• _DIRECTION_
Copy all of the material exactly. Pictures are not to appear in the copy.
--- START DATA TO PROCESS ---
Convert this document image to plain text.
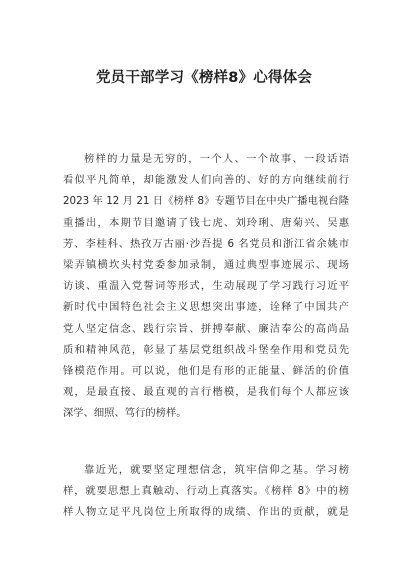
党员干部学习《榜样8》心得体会
榜样的力量是无穷的，一个人、一个故事、一段话语
看似平凡简单，却能激发人们向善的、好的方向继续前行
2023 年 12 月 21 日《榜样 8》专题节目在中央广播电视台隆
重播出，本期节目邀请了钱七虎、刘玲琍、唐菊兴、吴惠
芳、李桂科、热孜万古丽·沙吾提 6 名党员和浙江省余姚市
梁弄镇横坎头村党委参加录制，通过典型事迹展示、现场
访谈、重温入党誓词等形式，生动展现了学习践行习近平
新时代中国特色社会主义思想突出事迹，诠释了中国共产
党人坚定信念、践行宗旨、拼搏奉献、廉洁奉公的高尚品
质和精神风范，彰显了基层党组织战斗堡垒作用和党员先
锋模范作用。可以说，他们是有形的正能量、鲜活的价值
观，是最直接、最直观的言行楷模，是我们每个人都应该
深学、细照、笃行的榜样。
靠近光，就要坚定理想信念，筑牢信仰之基。学习榜
样，就要思想上真触动、行动上真落实。《榜样 8》中的榜
样人物立足平凡岗位上所取得的成绩、作出的贡献，就是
--- END DATA TO PROCESS ---
• _THE RESULT_
Convert this document image to plain text.
党员干部学习《榜样8》心得体会
榜样的力量是无穷的，一个人、一个故事、一段话语
看似平凡简单，却能激发人们向善的、好的方向继续前行
2023 年 12 月 21 日《榜样 8》专题节目在中央广播电视台隆
重播出，本期节目邀请了钱七虎、刘玲琍、唐菊兴、吴惠
芳、李桂科、热孜万古丽·沙吾提 6 名党员和浙江省余姚市
梁弄镇横坎头村党委参加录制，通过典型事迹展示、现场
访谈、重温入党誓词等形式，生动展现了学习践行习近平
新时代中国特色社会主义思想突出事迹，诠释了中国共产
党人坚定信念、践行宗旨、拼搏奉献、廉洁奉公的高尚品
质和精神风范，彰显了基层党组织战斗堡垒作用和党员先
锋模范作用。可以说，他们是有形的正能量、鲜活的价值
观，是最直接、最直观的言行楷模，是我们每个人都应该
深学、细照、笃行的榜样。
靠近光，就要坚定理想信念，筑牢信仰之基。学习榜
样，就要思想上真触动、行动上真落实。《榜样 8》中的榜
样人物立足平凡岗位上所取得的成绩、作出的贡献，就是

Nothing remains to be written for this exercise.